- PROBLEM
Give the data below again exactly as written, without its pictures.

- RECORDS SHOWN
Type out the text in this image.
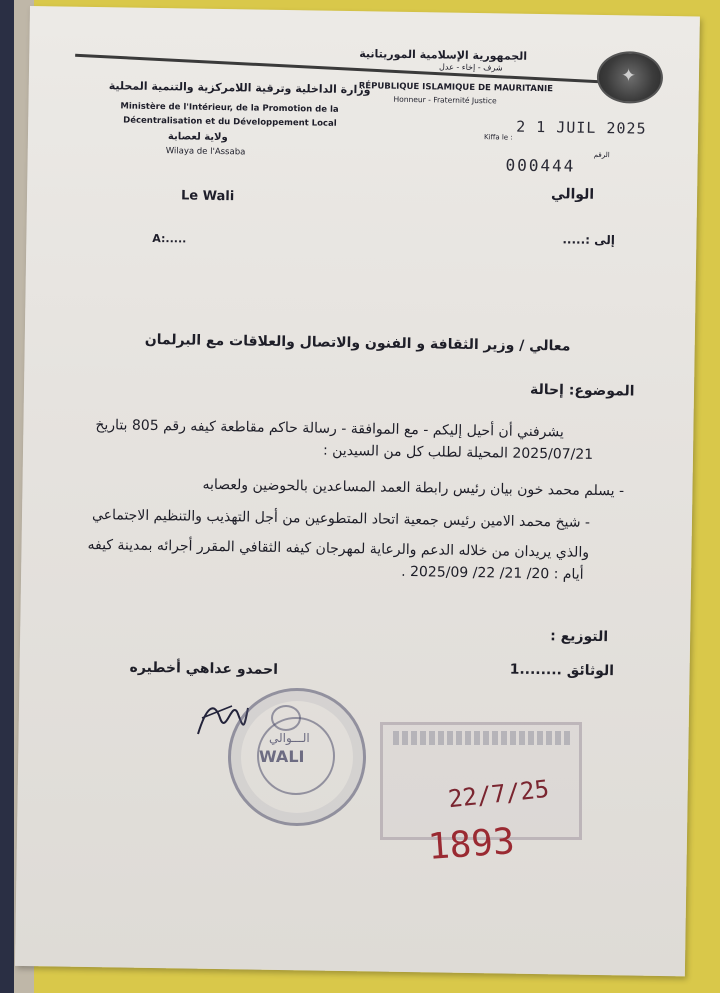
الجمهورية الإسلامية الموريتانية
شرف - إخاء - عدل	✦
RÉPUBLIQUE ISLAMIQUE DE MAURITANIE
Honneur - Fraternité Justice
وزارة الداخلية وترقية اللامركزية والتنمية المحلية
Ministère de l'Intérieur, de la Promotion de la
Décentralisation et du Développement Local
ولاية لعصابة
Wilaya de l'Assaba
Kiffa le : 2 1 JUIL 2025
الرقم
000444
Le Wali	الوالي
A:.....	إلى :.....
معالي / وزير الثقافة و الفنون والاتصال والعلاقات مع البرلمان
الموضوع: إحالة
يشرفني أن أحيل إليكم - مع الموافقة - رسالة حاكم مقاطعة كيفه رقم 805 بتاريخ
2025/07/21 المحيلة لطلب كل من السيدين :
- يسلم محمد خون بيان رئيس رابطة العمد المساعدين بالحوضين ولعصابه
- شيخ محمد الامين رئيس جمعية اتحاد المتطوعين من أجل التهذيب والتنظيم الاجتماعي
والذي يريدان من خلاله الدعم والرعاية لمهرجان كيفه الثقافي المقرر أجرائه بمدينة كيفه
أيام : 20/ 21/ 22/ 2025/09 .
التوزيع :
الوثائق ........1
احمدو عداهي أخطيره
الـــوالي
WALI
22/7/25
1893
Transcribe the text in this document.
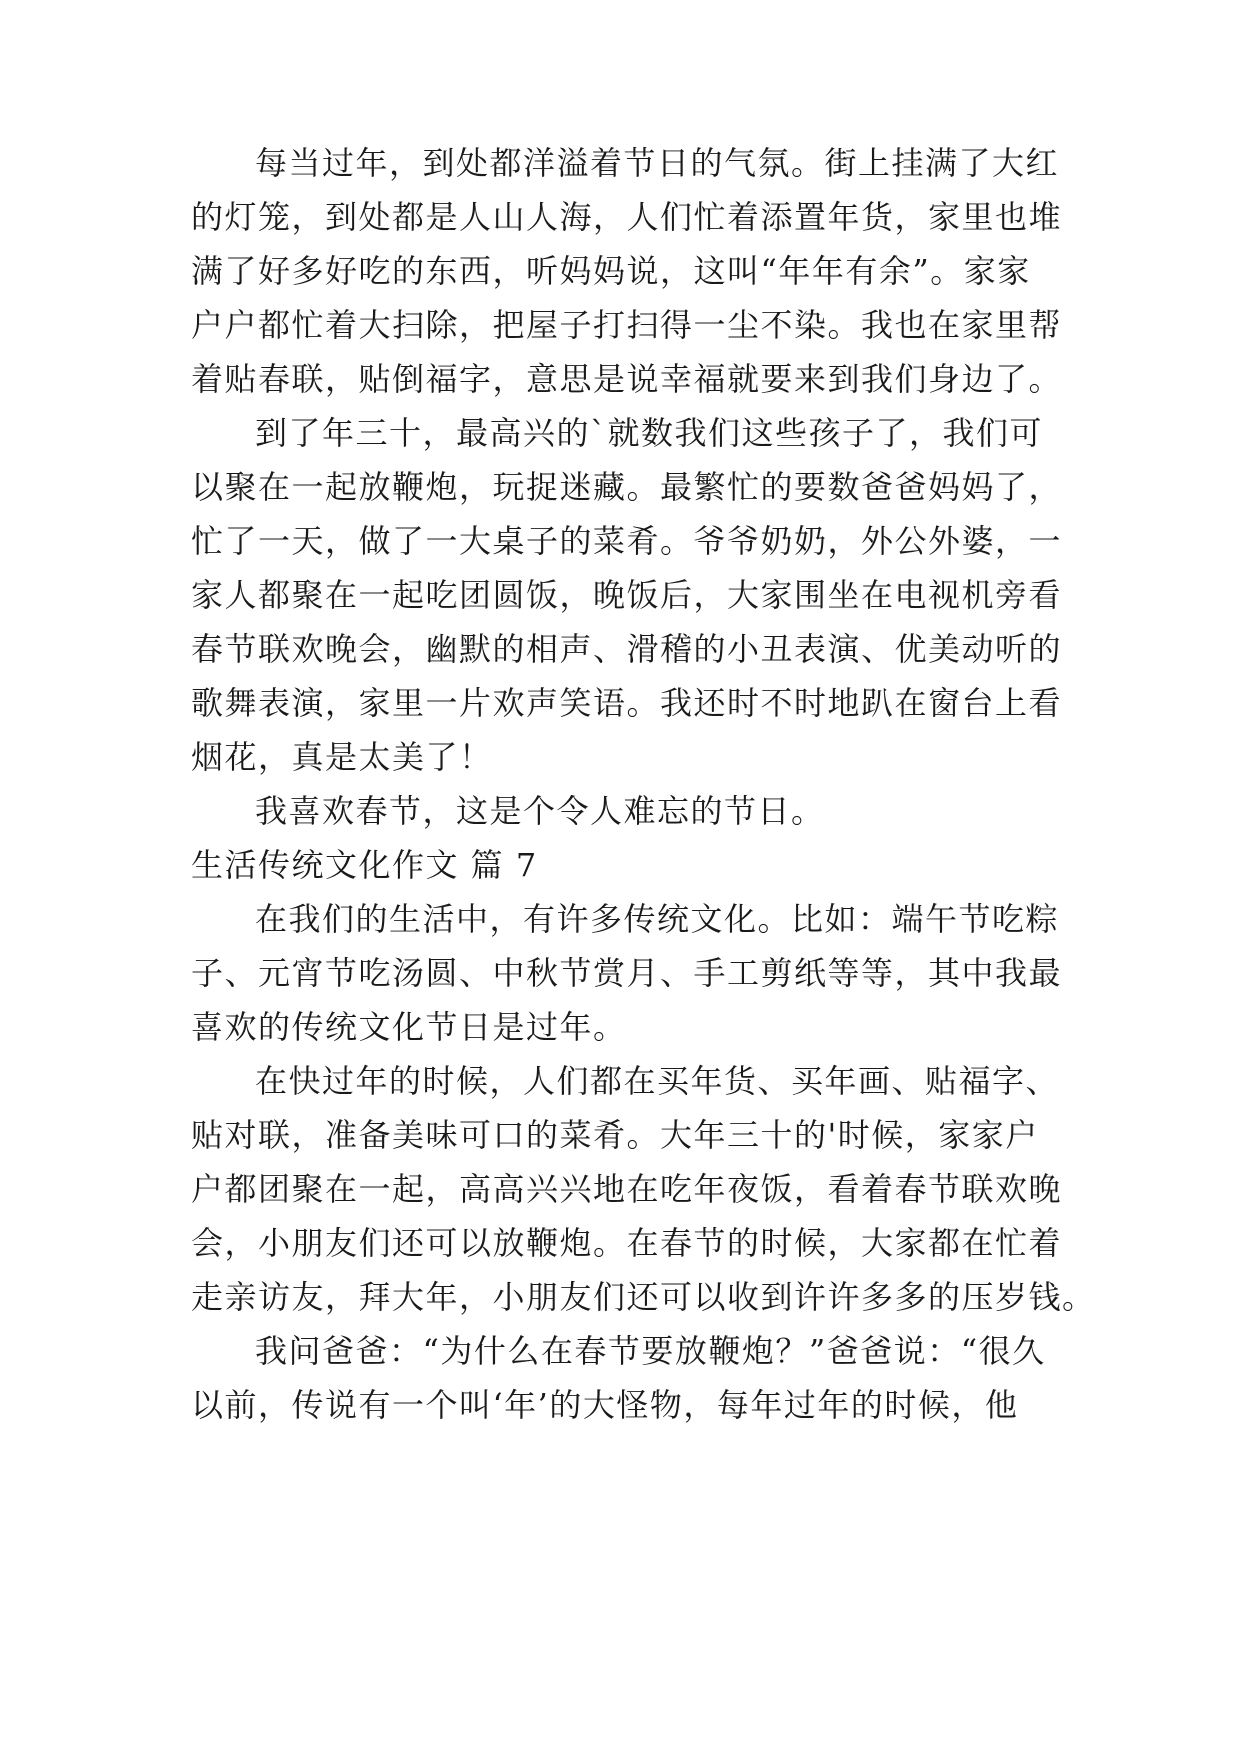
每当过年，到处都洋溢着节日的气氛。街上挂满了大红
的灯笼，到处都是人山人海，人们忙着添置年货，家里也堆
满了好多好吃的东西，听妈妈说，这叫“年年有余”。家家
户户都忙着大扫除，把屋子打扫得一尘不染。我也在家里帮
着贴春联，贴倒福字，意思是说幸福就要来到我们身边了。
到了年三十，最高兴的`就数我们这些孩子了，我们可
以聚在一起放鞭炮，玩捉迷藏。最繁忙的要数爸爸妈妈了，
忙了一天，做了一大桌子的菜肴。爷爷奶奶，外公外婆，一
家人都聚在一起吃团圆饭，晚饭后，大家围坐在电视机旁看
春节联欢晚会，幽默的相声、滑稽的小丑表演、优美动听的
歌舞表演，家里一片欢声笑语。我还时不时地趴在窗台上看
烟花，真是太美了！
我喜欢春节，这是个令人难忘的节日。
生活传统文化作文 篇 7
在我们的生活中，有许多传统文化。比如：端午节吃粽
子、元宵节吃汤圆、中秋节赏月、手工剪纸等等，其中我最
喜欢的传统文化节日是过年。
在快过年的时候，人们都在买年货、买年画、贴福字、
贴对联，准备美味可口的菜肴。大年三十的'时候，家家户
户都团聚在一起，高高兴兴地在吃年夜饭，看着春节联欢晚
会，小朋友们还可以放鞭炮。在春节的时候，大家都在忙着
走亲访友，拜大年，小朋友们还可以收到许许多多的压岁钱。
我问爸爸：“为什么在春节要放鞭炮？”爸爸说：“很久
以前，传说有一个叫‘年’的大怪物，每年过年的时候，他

- RESULT FOR THIS EXERCISE
Type out the text in this image.
الجمهورية الإسلامية الموريتانية
شرف - إخاء - عدل	✦
RÉPUBLIQUE ISLAMIQUE DE MAURITANIE
Honneur - Fraternité Justice
وزارة الداخلية وترقية اللامركزية والتنمية المحلية
Ministère de l'Intérieur, de la Promotion de la
Décentralisation et du Développement Local
ولاية لعصابة
Wilaya de l'Assaba
Kiffa le : 2 1 JUIL 2025
الرقم
000444
Le Wali	الوالي
A:.....	إلى :.....
معالي / وزير الثقافة و الفنون والاتصال والعلاقات مع البرلمان
الموضوع: إحالة
يشرفني أن أحيل إليكم - مع الموافقة - رسالة حاكم مقاطعة كيفه رقم 805 بتاريخ
2025/07/21 المحيلة لطلب كل من السيدين :
- يسلم محمد خون بيان رئيس رابطة العمد المساعدين بالحوضين ولعصابه
- شيخ محمد الامين رئيس جمعية اتحاد المتطوعين من أجل التهذيب والتنظيم الاجتماعي
والذي يريدان من خلاله الدعم والرعاية لمهرجان كيفه الثقافي المقرر أجرائه بمدينة كيفه
أيام : 20/ 21/ 22/ 2025/09 .
التوزيع :
الوثائق ........1
احمدو عداهي أخطيره
الـــوالي
WALI
22/7/25
1893
Transcribe the text in this document.
每当过年，到处都洋溢着节日的气氛。街上挂满了大红
的灯笼，到处都是人山人海，人们忙着添置年货，家里也堆
满了好多好吃的东西，听妈妈说，这叫“年年有余”。家家
户户都忙着大扫除，把屋子打扫得一尘不染。我也在家里帮
着贴春联，贴倒福字，意思是说幸福就要来到我们身边了。
到了年三十，最高兴的`就数我们这些孩子了，我们可
以聚在一起放鞭炮，玩捉迷藏。最繁忙的要数爸爸妈妈了，
忙了一天，做了一大桌子的菜肴。爷爷奶奶，外公外婆，一
家人都聚在一起吃团圆饭，晚饭后，大家围坐在电视机旁看
春节联欢晚会，幽默的相声、滑稽的小丑表演、优美动听的
歌舞表演，家里一片欢声笑语。我还时不时地趴在窗台上看
烟花，真是太美了！
我喜欢春节，这是个令人难忘的节日。
生活传统文化作文 篇 7
在我们的生活中，有许多传统文化。比如：端午节吃粽
子、元宵节吃汤圆、中秋节赏月、手工剪纸等等，其中我最
喜欢的传统文化节日是过年。
在快过年的时候，人们都在买年货、买年画、贴福字、
贴对联，准备美味可口的菜肴。大年三十的'时候，家家户
户都团聚在一起，高高兴兴地在吃年夜饭，看着春节联欢晚
会，小朋友们还可以放鞭炮。在春节的时候，大家都在忙着
走亲访友，拜大年，小朋友们还可以收到许许多多的压岁钱。
我问爸爸：“为什么在春节要放鞭炮？”爸爸说：“很久
以前，传说有一个叫‘年’的大怪物，每年过年的时候，他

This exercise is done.